Repeat the lines that follow, leaving nothing out.

>>>

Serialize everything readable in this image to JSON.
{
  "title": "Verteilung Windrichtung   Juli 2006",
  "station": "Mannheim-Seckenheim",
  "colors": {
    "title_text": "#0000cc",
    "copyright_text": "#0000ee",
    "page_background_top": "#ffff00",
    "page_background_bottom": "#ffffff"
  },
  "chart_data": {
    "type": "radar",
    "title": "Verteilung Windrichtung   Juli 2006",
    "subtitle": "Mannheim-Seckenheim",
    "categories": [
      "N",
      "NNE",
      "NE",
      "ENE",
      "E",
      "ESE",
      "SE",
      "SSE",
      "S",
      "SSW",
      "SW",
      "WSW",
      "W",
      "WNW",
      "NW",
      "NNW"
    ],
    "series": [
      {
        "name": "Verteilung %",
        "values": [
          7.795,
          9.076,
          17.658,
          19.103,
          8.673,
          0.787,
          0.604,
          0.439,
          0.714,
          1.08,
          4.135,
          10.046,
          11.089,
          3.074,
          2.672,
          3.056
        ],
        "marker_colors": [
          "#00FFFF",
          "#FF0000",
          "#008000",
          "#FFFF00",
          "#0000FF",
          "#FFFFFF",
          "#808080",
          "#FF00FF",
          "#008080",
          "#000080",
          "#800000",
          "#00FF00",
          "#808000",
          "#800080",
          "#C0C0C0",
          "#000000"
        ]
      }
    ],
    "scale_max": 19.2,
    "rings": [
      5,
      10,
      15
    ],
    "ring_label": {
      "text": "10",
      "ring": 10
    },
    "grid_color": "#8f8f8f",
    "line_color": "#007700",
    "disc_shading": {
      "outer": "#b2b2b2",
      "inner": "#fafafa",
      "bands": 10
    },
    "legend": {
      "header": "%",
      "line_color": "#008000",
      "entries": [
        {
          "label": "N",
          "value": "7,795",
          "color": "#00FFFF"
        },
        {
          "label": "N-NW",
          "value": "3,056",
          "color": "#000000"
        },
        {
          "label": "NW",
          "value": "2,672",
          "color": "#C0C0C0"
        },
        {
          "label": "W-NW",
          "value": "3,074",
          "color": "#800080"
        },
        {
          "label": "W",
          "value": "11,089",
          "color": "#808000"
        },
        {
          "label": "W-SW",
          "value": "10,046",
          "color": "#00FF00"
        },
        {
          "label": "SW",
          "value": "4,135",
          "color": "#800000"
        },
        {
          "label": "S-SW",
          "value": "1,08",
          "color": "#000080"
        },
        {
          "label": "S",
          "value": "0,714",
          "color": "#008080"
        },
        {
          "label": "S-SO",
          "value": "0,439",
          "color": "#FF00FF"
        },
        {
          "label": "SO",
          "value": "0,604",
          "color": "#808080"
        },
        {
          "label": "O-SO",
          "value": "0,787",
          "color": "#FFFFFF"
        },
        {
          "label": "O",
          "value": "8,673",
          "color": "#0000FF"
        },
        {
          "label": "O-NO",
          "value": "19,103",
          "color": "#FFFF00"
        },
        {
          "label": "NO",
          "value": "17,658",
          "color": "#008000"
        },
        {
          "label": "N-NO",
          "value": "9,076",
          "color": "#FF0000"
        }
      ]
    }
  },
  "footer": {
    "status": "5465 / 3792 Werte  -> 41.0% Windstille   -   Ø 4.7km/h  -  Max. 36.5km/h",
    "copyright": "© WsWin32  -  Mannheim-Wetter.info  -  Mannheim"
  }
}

<<<

* [Full answer]
Serialize everything readable in this image to JSON.
{
  "title": "Verteilung Windrichtung   Juli 2006",
  "station": "Mannheim-Seckenheim",
  "colors": {
    "title_text": "#0000cc",
    "copyright_text": "#0000ee",
    "page_background_top": "#ffff00",
    "page_background_bottom": "#ffffff"
  },
  "chart_data": {
    "type": "radar",
    "title": "Verteilung Windrichtung   Juli 2006",
    "subtitle": "Mannheim-Seckenheim",
    "categories": [
      "N",
      "NNE",
      "NE",
      "ENE",
      "E",
      "ESE",
      "SE",
      "SSE",
      "S",
      "SSW",
      "SW",
      "WSW",
      "W",
      "WNW",
      "NW",
      "NNW"
    ],
    "series": [
      {
        "name": "Verteilung %",
        "values": [
          7.795,
          9.076,
          17.658,
          19.103,
          8.673,
          0.787,
          0.604,
          0.439,
          0.714,
          1.08,
          4.135,
          10.046,
          11.089,
          3.074,
          2.672,
          3.056
        ],
        "marker_colors": [
          "#00FFFF",
          "#FF0000",
          "#008000",
          "#FFFF00",
          "#0000FF",
          "#FFFFFF",
          "#808080",
          "#FF00FF",
          "#008080",
          "#000080",
          "#800000",
          "#00FF00",
          "#808000",
          "#800080",
          "#C0C0C0",
          "#000000"
        ]
      }
    ],
    "scale_max": 19.2,
    "rings": [
      5,
      10,
      15
    ],
    "ring_label": {
      "text": "10",
      "ring": 10
    },
    "grid_color": "#8f8f8f",
    "line_color": "#007700",
    "disc_shading": {
      "outer": "#b2b2b2",
      "inner": "#fafafa",
      "bands": 10
    },
    "legend": {
      "header": "%",
      "line_color": "#008000",
      "entries": [
        {
          "label": "N",
          "value": "7,795",
          "color": "#00FFFF"
        },
        {
          "label": "N-NW",
          "value": "3,056",
          "color": "#000000"
        },
        {
          "label": "NW",
          "value": "2,672",
          "color": "#C0C0C0"
        },
        {
          "label": "W-NW",
          "value": "3,074",
          "color": "#800080"
        },
        {
          "label": "W",
          "value": "11,089",
          "color": "#808000"
        },
        {
          "label": "W-SW",
          "value": "10,046",
          "color": "#00FF00"
        },
        {
          "label": "SW",
          "value": "4,135",
          "color": "#800000"
        },
        {
          "label": "S-SW",
          "value": "1,08",
          "color": "#000080"
        },
        {
          "label": "S",
          "value": "0,714",
          "color": "#008080"
        },
        {
          "label": "S-SO",
          "value": "0,439",
          "color": "#FF00FF"
        },
        {
          "label": "SO",
          "value": "0,604",
          "color": "#808080"
        },
        {
          "label": "O-SO",
          "value": "0,787",
          "color": "#FFFFFF"
        },
        {
          "label": "O",
          "value": "8,673",
          "color": "#0000FF"
        },
        {
          "label": "O-NO",
          "value": "19,103",
          "color": "#FFFF00"
        },
        {
          "label": "NO",
          "value": "17,658",
          "color": "#008000"
        },
        {
          "label": "N-NO",
          "value": "9,076",
          "color": "#FF0000"
        }
      ]
    }
  },
  "footer": {
    "status": "5465 / 3792 Werte  -> 41.0% Windstille   -   Ø 4.7km/h  -  Max. 36.5km/h",
    "copyright": "© WsWin32  -  Mannheim-Wetter.info  -  Mannheim"
  }
}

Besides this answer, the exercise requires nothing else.